- [RECORDS SHOWN]
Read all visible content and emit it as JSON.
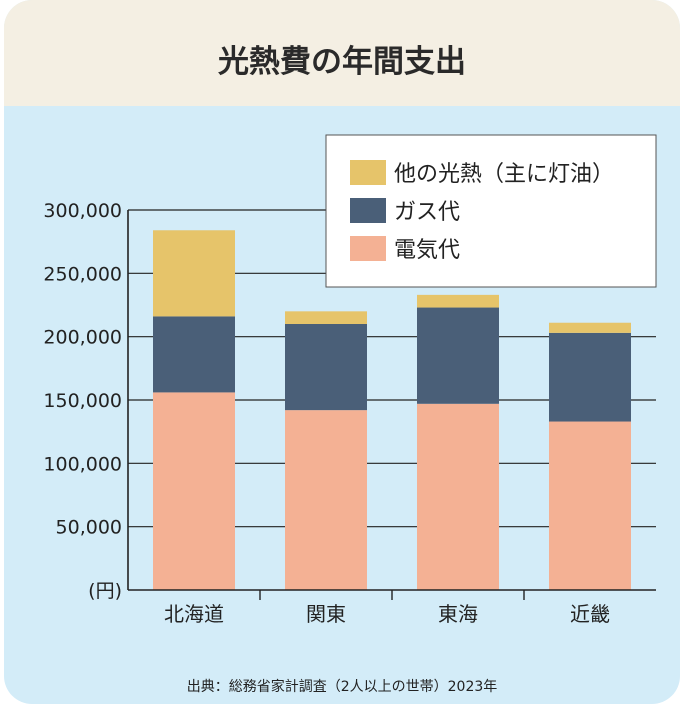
{
  "title": "光熱費の年間支出",
  "source": "出典：総務省家計調査（2人以上の世帯）2023年",
  "colors": {
    "header_bg": "#f4efe3",
    "panel_bg": "#d3ecf8",
    "electricity": "#f4b194",
    "gas": "#4a5f78",
    "other": "#e6c46a"
  },
  "chart_data": {
    "type": "bar",
    "stacked": true,
    "categories": [
      "北海道",
      "関東",
      "東海",
      "近畿"
    ],
    "series": [
      {
        "name": "電気代",
        "values": [
          156000,
          142000,
          147000,
          133000
        ],
        "color": "#f4b194"
      },
      {
        "name": "ガス代",
        "values": [
          60000,
          68000,
          76000,
          70000
        ],
        "color": "#4a5f78"
      },
      {
        "name": "他の光熱（主に灯油）",
        "values": [
          68000,
          10000,
          10000,
          8000
        ],
        "color": "#e6c46a"
      }
    ],
    "ylim": [
      0,
      300000
    ],
    "yticks": [
      0,
      50000,
      100000,
      150000,
      200000,
      250000,
      300000
    ],
    "ytick_labels": [
      "(円)",
      "50,000",
      "100,000",
      "150,000",
      "200,000",
      "250,000",
      "300,000"
    ],
    "legend_position": "top-right",
    "legend_order": [
      "他の光熱（主に灯油）",
      "ガス代",
      "電気代"
    ],
    "grid": true
  }
}
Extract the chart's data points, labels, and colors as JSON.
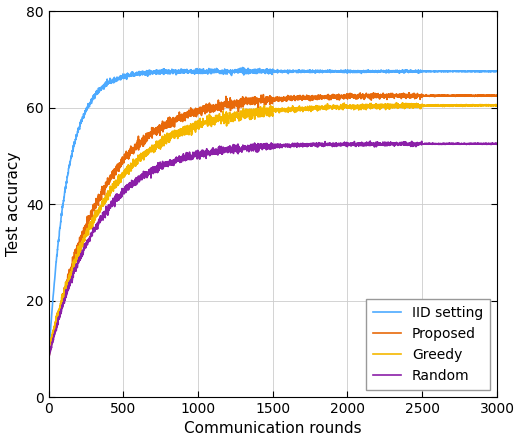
{
  "title": "",
  "xlabel": "Communication rounds",
  "ylabel": "Test accuracy",
  "xlim": [
    0,
    3000
  ],
  "ylim": [
    0,
    80
  ],
  "xticks": [
    0,
    500,
    1000,
    1500,
    2000,
    2500,
    3000
  ],
  "yticks": [
    0,
    20,
    40,
    60,
    80
  ],
  "lines": {
    "IID setting": {
      "color": "#4DAAFF",
      "final": 67.5,
      "init": 8.0,
      "k": 0.008,
      "noise_std": 0.25
    },
    "Proposed": {
      "color": "#E8690A",
      "final": 62.5,
      "init": 8.0,
      "k": 0.0028,
      "noise_std": 0.5
    },
    "Greedy": {
      "color": "#F5B800",
      "final": 60.5,
      "init": 10.0,
      "k": 0.0025,
      "noise_std": 0.5
    },
    "Random": {
      "color": "#8B1FA8",
      "final": 52.5,
      "init": 8.0,
      "k": 0.003,
      "noise_std": 0.4
    }
  },
  "legend_loc": "lower right",
  "linewidth": 1.2,
  "figsize": [
    5.2,
    4.42
  ],
  "dpi": 100
}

- [DESCRIPTION OF THE TASK] Pictures are excluded; copy all other data exactly as shown.

- [THE RESPONSE]
Read all visible content and emit it as JSON.
{
  "title": "光熱費の年間支出",
  "source": "出典：総務省家計調査（2人以上の世帯）2023年",
  "colors": {
    "header_bg": "#f4efe3",
    "panel_bg": "#d3ecf8",
    "electricity": "#f4b194",
    "gas": "#4a5f78",
    "other": "#e6c46a"
  },
  "chart_data": {
    "type": "bar",
    "stacked": true,
    "categories": [
      "北海道",
      "関東",
      "東海",
      "近畿"
    ],
    "series": [
      {
        "name": "電気代",
        "values": [
          156000,
          142000,
          147000,
          133000
        ],
        "color": "#f4b194"
      },
      {
        "name": "ガス代",
        "values": [
          60000,
          68000,
          76000,
          70000
        ],
        "color": "#4a5f78"
      },
      {
        "name": "他の光熱（主に灯油）",
        "values": [
          68000,
          10000,
          10000,
          8000
        ],
        "color": "#e6c46a"
      }
    ],
    "ylim": [
      0,
      300000
    ],
    "yticks": [
      0,
      50000,
      100000,
      150000,
      200000,
      250000,
      300000
    ],
    "ytick_labels": [
      "(円)",
      "50,000",
      "100,000",
      "150,000",
      "200,000",
      "250,000",
      "300,000"
    ],
    "legend_position": "top-right",
    "legend_order": [
      "他の光熱（主に灯油）",
      "ガス代",
      "電気代"
    ],
    "grid": true
  }
}
Extract the chart's data points, labels, and colors as JSON.
{
  "title": "",
  "xlabel": "Communication rounds",
  "ylabel": "Test accuracy",
  "xlim": [
    0,
    3000
  ],
  "ylim": [
    0,
    80
  ],
  "xticks": [
    0,
    500,
    1000,
    1500,
    2000,
    2500,
    3000
  ],
  "yticks": [
    0,
    20,
    40,
    60,
    80
  ],
  "lines": {
    "IID setting": {
      "color": "#4DAAFF",
      "final": 67.5,
      "init": 8.0,
      "k": 0.008,
      "noise_std": 0.25
    },
    "Proposed": {
      "color": "#E8690A",
      "final": 62.5,
      "init": 8.0,
      "k": 0.0028,
      "noise_std": 0.5
    },
    "Greedy": {
      "color": "#F5B800",
      "final": 60.5,
      "init": 10.0,
      "k": 0.0025,
      "noise_std": 0.5
    },
    "Random": {
      "color": "#8B1FA8",
      "final": 52.5,
      "init": 8.0,
      "k": 0.003,
      "noise_std": 0.4
    }
  },
  "legend_loc": "lower right",
  "linewidth": 1.2,
  "figsize": [
    5.2,
    4.42
  ],
  "dpi": 100
}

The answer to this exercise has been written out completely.